[WHAT YOU NEED TO DO]: Search the records that follow and extract every line containing the string "https".

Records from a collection
+===+
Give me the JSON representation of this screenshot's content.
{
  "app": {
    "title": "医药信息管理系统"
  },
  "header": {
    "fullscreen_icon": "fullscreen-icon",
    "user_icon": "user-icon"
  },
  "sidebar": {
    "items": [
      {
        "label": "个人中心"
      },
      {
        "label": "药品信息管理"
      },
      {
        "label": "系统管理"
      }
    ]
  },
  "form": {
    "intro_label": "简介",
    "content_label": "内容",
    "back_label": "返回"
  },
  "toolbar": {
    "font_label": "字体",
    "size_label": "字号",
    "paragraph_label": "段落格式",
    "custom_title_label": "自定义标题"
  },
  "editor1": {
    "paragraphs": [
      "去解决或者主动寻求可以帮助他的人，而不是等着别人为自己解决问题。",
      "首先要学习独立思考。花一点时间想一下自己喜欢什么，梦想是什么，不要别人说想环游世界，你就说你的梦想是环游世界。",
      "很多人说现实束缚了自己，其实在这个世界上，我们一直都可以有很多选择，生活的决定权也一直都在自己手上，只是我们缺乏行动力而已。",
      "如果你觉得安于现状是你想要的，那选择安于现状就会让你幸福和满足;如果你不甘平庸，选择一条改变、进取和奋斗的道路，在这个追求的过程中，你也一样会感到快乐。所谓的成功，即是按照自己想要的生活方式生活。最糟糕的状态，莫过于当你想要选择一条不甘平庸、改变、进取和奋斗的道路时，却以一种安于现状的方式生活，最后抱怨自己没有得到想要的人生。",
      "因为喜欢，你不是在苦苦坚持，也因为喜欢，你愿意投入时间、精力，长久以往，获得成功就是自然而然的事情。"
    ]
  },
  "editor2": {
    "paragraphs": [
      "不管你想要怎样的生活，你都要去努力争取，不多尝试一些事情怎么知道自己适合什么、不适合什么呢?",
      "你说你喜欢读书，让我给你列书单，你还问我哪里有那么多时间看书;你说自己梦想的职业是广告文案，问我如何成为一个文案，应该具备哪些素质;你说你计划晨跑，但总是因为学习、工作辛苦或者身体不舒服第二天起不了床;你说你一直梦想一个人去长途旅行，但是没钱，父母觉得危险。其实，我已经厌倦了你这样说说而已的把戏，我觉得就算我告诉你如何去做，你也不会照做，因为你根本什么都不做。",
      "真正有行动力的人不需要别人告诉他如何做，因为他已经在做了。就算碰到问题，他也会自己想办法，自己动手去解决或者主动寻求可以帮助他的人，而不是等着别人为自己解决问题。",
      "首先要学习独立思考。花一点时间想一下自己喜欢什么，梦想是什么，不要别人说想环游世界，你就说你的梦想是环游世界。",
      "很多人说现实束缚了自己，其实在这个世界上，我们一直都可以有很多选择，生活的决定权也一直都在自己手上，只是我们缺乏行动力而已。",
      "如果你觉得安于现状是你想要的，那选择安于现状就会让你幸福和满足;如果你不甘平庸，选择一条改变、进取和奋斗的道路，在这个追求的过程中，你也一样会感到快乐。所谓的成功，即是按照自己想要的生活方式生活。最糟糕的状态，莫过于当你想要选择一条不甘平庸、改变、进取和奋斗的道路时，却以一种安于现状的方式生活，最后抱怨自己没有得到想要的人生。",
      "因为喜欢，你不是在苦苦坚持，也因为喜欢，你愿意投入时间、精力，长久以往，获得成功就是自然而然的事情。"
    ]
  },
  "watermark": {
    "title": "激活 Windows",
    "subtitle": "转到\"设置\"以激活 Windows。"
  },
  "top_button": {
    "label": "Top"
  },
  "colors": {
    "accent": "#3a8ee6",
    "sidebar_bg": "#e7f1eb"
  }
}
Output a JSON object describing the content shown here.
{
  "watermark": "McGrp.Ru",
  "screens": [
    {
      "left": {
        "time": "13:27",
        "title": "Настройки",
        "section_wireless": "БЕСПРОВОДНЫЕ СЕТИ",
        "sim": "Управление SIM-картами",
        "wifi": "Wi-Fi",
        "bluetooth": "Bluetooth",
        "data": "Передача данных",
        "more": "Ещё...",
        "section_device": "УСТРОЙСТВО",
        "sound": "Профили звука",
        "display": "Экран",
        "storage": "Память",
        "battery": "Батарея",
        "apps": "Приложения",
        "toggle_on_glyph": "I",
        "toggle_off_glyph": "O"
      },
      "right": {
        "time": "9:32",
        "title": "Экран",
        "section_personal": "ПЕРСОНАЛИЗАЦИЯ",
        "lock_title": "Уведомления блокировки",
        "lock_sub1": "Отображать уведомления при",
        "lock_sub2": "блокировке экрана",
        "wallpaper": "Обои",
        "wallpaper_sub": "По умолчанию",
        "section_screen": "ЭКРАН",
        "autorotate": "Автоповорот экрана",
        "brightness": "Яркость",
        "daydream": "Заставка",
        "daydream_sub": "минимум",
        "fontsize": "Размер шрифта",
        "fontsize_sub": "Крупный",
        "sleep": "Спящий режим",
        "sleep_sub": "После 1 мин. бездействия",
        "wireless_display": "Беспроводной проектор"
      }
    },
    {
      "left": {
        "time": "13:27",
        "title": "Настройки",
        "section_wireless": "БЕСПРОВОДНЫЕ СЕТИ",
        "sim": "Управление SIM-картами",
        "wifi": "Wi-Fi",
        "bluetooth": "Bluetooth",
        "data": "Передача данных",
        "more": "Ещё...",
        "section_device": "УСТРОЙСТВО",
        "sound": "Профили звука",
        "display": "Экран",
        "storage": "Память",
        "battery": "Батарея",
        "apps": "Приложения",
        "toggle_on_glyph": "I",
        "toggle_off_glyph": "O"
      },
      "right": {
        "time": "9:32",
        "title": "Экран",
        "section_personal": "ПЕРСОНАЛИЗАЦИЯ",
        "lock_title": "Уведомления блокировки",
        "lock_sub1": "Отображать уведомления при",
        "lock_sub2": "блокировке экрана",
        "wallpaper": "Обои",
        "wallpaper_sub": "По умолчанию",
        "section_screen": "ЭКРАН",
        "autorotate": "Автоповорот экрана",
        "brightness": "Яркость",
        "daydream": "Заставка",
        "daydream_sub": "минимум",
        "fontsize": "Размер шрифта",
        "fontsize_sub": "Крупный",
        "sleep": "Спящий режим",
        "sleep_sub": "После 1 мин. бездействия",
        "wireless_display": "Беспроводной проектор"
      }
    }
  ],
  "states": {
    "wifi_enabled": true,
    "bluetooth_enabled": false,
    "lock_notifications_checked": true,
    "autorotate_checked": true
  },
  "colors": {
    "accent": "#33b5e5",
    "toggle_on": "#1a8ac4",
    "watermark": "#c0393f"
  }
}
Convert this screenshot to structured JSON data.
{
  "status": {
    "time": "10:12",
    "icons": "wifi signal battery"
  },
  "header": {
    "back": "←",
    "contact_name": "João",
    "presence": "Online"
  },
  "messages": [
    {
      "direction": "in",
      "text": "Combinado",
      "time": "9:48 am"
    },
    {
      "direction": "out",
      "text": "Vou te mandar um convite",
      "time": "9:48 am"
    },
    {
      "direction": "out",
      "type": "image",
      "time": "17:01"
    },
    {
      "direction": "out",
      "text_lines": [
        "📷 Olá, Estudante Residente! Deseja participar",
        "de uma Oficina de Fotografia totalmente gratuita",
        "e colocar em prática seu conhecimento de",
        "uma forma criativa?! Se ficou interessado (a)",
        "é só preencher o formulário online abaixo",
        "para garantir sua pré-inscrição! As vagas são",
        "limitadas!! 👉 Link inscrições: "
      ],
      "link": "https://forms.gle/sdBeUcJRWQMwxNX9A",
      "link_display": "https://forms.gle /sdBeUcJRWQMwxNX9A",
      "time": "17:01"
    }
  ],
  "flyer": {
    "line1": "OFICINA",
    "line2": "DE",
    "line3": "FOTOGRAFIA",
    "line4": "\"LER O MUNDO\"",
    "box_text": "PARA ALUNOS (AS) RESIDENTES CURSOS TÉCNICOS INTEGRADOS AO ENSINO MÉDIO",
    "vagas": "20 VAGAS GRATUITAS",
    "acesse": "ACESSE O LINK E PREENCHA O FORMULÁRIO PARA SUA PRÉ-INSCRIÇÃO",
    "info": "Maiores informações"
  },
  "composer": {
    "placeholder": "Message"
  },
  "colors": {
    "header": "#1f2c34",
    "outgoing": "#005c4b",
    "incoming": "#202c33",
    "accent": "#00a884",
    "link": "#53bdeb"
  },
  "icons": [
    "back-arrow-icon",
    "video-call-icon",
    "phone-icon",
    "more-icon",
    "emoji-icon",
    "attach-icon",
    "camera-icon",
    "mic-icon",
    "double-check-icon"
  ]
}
+===+
[OUTPUT FOR THIS TASK]:
      "link": "https://forms.gle/sdBeUcJRWQMwxNX9A",
      "link_display": "https://forms.gle /sdBeUcJRWQMwxNX9A",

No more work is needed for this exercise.